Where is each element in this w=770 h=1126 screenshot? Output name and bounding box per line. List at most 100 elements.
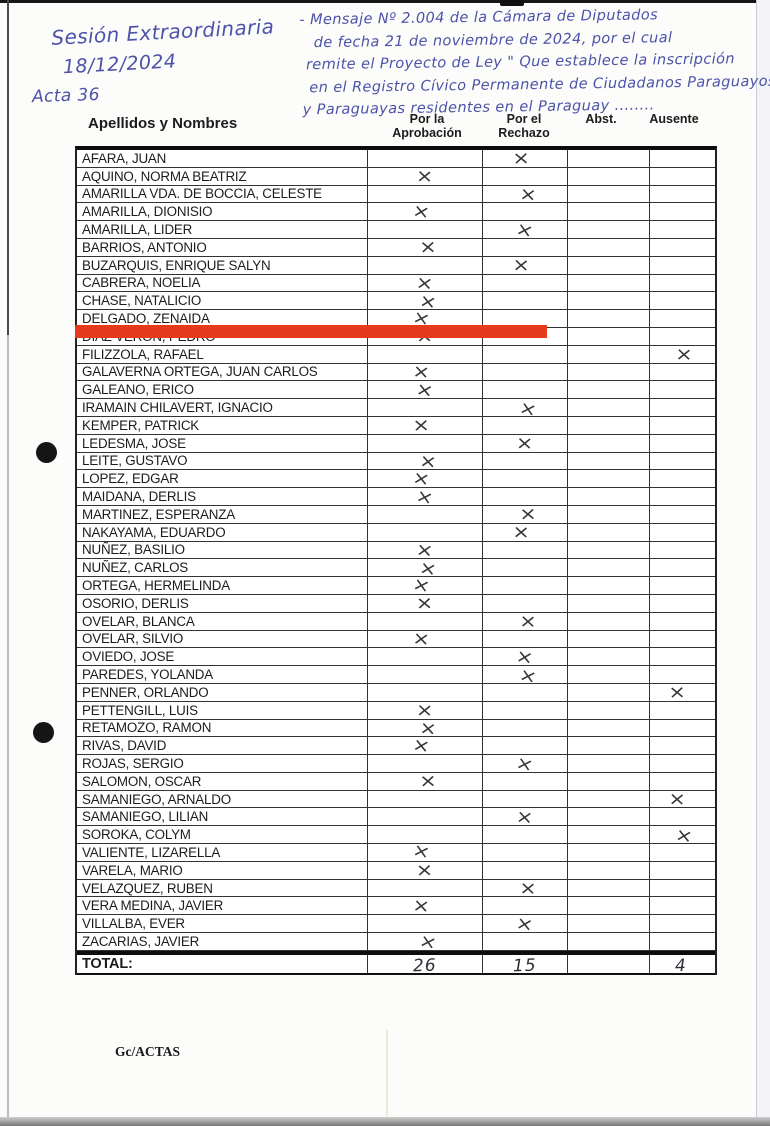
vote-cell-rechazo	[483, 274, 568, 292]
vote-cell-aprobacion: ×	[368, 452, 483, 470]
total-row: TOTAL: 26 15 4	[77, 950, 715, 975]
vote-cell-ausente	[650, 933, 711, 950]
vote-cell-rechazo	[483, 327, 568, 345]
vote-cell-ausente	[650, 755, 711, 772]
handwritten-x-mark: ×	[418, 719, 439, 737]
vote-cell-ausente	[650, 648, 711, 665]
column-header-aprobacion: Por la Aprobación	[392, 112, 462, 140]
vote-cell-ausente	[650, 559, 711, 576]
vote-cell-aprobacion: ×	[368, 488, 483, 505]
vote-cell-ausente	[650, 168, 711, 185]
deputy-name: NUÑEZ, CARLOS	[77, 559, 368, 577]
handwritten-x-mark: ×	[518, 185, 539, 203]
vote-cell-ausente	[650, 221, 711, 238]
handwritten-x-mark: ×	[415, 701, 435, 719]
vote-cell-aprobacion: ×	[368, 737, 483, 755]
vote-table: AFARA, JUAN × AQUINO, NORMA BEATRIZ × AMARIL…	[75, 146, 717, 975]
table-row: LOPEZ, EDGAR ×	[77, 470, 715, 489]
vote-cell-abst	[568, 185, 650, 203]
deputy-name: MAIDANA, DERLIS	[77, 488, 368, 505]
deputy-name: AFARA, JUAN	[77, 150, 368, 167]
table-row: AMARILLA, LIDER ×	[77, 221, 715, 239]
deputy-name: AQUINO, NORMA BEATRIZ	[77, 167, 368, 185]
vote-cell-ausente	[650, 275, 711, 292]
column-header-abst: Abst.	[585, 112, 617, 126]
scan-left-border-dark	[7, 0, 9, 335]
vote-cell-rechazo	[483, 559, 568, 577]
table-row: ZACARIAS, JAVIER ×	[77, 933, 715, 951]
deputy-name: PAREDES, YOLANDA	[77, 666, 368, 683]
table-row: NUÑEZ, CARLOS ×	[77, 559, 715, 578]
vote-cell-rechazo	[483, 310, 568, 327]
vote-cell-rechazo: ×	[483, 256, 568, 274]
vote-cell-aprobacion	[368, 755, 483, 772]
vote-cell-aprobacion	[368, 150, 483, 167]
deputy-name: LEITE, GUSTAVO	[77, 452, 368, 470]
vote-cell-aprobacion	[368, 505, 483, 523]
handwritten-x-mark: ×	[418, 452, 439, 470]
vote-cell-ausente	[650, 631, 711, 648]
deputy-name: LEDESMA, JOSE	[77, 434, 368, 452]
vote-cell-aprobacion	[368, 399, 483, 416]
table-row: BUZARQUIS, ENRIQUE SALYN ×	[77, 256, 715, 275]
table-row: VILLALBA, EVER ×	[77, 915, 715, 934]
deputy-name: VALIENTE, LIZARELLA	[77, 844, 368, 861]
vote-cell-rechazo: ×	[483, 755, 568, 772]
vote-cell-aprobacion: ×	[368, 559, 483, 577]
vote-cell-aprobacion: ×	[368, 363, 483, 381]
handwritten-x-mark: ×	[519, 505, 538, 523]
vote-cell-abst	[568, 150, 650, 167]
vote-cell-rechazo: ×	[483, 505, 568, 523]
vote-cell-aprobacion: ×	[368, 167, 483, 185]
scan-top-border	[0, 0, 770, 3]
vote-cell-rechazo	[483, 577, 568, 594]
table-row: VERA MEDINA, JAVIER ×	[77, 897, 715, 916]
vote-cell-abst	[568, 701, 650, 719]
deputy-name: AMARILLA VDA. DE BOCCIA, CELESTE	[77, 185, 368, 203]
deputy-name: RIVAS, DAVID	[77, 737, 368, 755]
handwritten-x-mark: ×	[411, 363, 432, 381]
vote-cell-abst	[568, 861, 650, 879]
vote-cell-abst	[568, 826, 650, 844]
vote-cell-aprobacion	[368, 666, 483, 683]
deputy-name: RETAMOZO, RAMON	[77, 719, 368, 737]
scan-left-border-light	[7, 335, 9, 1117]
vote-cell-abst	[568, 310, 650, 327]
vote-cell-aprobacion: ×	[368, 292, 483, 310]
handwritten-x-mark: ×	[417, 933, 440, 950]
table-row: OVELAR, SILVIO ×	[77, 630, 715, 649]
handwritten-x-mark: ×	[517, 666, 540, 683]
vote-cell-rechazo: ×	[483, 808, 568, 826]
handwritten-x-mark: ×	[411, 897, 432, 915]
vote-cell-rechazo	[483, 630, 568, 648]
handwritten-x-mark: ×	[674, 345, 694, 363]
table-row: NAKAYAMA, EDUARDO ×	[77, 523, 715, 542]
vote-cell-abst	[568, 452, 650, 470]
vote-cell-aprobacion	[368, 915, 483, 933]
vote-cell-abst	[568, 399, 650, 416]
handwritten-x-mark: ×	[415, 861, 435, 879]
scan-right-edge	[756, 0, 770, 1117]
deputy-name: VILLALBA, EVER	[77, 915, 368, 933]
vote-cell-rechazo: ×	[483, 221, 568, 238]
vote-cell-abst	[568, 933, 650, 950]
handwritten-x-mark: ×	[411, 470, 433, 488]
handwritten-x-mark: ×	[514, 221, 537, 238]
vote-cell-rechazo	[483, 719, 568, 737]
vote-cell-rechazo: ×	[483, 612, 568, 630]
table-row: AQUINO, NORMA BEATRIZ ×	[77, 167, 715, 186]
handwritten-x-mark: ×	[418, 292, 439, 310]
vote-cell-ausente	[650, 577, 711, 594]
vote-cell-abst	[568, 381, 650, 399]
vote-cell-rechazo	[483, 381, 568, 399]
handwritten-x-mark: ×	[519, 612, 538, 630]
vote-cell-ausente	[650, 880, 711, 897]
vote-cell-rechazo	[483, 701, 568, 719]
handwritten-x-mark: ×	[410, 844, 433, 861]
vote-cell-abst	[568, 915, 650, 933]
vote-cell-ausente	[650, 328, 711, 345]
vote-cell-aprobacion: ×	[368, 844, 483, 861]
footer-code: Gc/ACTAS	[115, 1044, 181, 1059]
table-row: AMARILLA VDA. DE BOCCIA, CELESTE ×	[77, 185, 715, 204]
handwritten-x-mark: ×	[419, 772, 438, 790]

......

- [PROBLEM STATEMENT]:
Copy out, unchanged, the part of the lines above that opens with the line containing "274, 568, 292]" and closes with the line containing "755, 711, 772]", both included.

- [OUTPUT]:
vote-cell-rechazo	[483, 274, 568, 292]
vote-cell-aprobacion: ×	[368, 452, 483, 470]
total-row: TOTAL: 26 15 4	[77, 950, 715, 975]
vote-cell-ausente	[650, 933, 711, 950]
vote-cell-rechazo	[483, 327, 568, 345]
vote-cell-ausente	[650, 755, 711, 772]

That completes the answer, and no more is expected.